**RECORDS SHOWN**

[Begin]

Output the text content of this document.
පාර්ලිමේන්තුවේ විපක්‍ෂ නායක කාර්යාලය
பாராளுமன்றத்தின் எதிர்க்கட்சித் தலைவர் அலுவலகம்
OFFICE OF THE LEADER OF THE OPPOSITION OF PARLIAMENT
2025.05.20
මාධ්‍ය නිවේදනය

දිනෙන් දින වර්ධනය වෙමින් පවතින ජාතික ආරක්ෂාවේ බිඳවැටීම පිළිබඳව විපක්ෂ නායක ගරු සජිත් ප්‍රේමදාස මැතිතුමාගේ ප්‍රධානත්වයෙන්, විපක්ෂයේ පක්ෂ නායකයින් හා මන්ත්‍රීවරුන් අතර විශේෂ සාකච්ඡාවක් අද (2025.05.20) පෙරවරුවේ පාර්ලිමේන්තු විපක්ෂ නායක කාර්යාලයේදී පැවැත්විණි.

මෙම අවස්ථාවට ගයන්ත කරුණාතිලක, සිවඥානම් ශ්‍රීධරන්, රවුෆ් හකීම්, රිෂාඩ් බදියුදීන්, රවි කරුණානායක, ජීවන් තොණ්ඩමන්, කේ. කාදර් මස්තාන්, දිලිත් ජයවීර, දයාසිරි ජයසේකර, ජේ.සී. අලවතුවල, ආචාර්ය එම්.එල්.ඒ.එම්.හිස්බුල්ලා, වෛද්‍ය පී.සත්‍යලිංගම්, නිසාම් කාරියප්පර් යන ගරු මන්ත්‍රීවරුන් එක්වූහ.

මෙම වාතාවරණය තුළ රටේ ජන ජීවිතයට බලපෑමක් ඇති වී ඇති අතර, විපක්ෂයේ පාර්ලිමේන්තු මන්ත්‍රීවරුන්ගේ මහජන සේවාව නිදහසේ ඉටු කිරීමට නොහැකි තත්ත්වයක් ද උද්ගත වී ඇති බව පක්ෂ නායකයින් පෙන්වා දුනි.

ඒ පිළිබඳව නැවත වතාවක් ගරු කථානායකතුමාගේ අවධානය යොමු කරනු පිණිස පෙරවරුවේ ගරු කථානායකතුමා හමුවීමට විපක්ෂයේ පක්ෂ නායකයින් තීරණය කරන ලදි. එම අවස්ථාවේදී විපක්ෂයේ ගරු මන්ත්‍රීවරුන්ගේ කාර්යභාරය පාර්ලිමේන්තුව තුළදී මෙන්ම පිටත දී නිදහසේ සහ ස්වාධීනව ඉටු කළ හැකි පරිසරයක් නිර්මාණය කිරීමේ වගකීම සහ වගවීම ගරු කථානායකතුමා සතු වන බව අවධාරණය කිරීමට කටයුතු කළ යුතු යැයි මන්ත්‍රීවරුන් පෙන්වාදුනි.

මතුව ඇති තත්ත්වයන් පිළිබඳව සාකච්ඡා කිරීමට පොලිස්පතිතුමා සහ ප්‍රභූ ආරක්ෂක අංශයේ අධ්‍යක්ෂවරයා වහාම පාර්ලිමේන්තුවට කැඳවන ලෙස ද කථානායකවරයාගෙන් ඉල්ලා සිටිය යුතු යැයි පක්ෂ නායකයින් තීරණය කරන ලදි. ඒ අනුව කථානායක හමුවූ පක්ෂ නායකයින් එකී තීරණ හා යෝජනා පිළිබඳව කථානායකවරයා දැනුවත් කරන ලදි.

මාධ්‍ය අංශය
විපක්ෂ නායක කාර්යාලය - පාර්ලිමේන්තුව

[End]

Write the material out exactly, with nothing left out.

**THE COMPLETED TASK**
Output the text content of this document.
පාර්ලිමේන්තුවේ විපක්‍ෂ නායක කාර්යාලය
பாராளுமன்றத்தின் எதிர்க்கட்சித் தலைவர் அலுவலகம்
OFFICE OF THE LEADER OF THE OPPOSITION OF PARLIAMENT
2025.05.20
මාධ්‍ය නිවේදනය

දිනෙන් දින වර්ධනය වෙමින් පවතින ජාතික ආරක්ෂාවේ බිඳවැටීම පිළිබඳව විපක්ෂ නායක ගරු සජිත් ප්‍රේමදාස මැතිතුමාගේ ප්‍රධානත්වයෙන්, විපක්ෂයේ පක්ෂ නායකයින් හා මන්ත්‍රීවරුන් අතර විශේෂ සාකච්ඡාවක් අද (2025.05.20) පෙරවරුවේ පාර්ලිමේන්තු විපක්ෂ නායක කාර්යාලයේදී පැවැත්විණි.

මෙම අවස්ථාවට ගයන්ත කරුණාතිලක, සිවඥානම් ශ්‍රීධරන්, රවුෆ් හකීම්, රිෂාඩ් බදියුදීන්, රවි කරුණානායක, ජීවන් තොණ්ඩමන්, කේ. කාදර් මස්තාන්, දිලිත් ජයවීර, දයාසිරි ජයසේකර, ජේ.සී. අලවතුවල, ආචාර්ය එම්.එල්.ඒ.එම්.හිස්බුල්ලා, වෛද්‍ය පී.සත්‍යලිංගම්, නිසාම් කාරියප්පර් යන ගරු මන්ත්‍රීවරුන් එක්වූහ.

මෙම වාතාවරණය තුළ රටේ ජන ජීවිතයට බලපෑමක් ඇති වී ඇති අතර, විපක්ෂයේ පාර්ලිමේන්තු මන්ත්‍රීවරුන්ගේ මහජන සේවාව නිදහසේ ඉටු කිරීමට නොහැකි තත්ත්වයක් ද උද්ගත වී ඇති බව පක්ෂ නායකයින් පෙන්වා දුනි.

ඒ පිළිබඳව නැවත වතාවක් ගරු කථානායකතුමාගේ අවධානය යොමු කරනු පිණිස පෙරවරුවේ ගරු කථානායකතුමා හමුවීමට විපක්ෂයේ පක්ෂ නායකයින් තීරණය කරන ලදි. එම අවස්ථාවේදී විපක්ෂයේ ගරු මන්ත්‍රීවරුන්ගේ කාර්යභාරය පාර්ලිමේන්තුව තුළදී මෙන්ම පිටත දී නිදහසේ සහ ස්වාධීනව ඉටු කළ හැකි පරිසරයක් නිර්මාණය කිරීමේ වගකීම සහ වගවීම ගරු කථානායකතුමා සතු වන බව අවධාරණය කිරීමට කටයුතු කළ යුතු යැයි මන්ත්‍රීවරුන් පෙන්වාදුනි.

මතුව ඇති තත්ත්වයන් පිළිබඳව සාකච්ඡා කිරීමට පොලිස්පතිතුමා සහ ප්‍රභූ ආරක්ෂක අංශයේ අධ්‍යක්ෂවරයා වහාම පාර්ලිමේන්තුවට කැඳවන ලෙස ද කථානායකවරයාගෙන් ඉල්ලා සිටිය යුතු යැයි පක්ෂ නායකයින් තීරණය කරන ලදි. ඒ අනුව කථානායක හමුවූ පක්ෂ නායකයින් එකී තීරණ හා යෝජනා පිළිබඳව කථානායකවරයා දැනුවත් කරන ලදි.

මාධ්‍ය අංශය
විපක්ෂ නායක කාර්යාලය - පාර්ලිමේන්තුව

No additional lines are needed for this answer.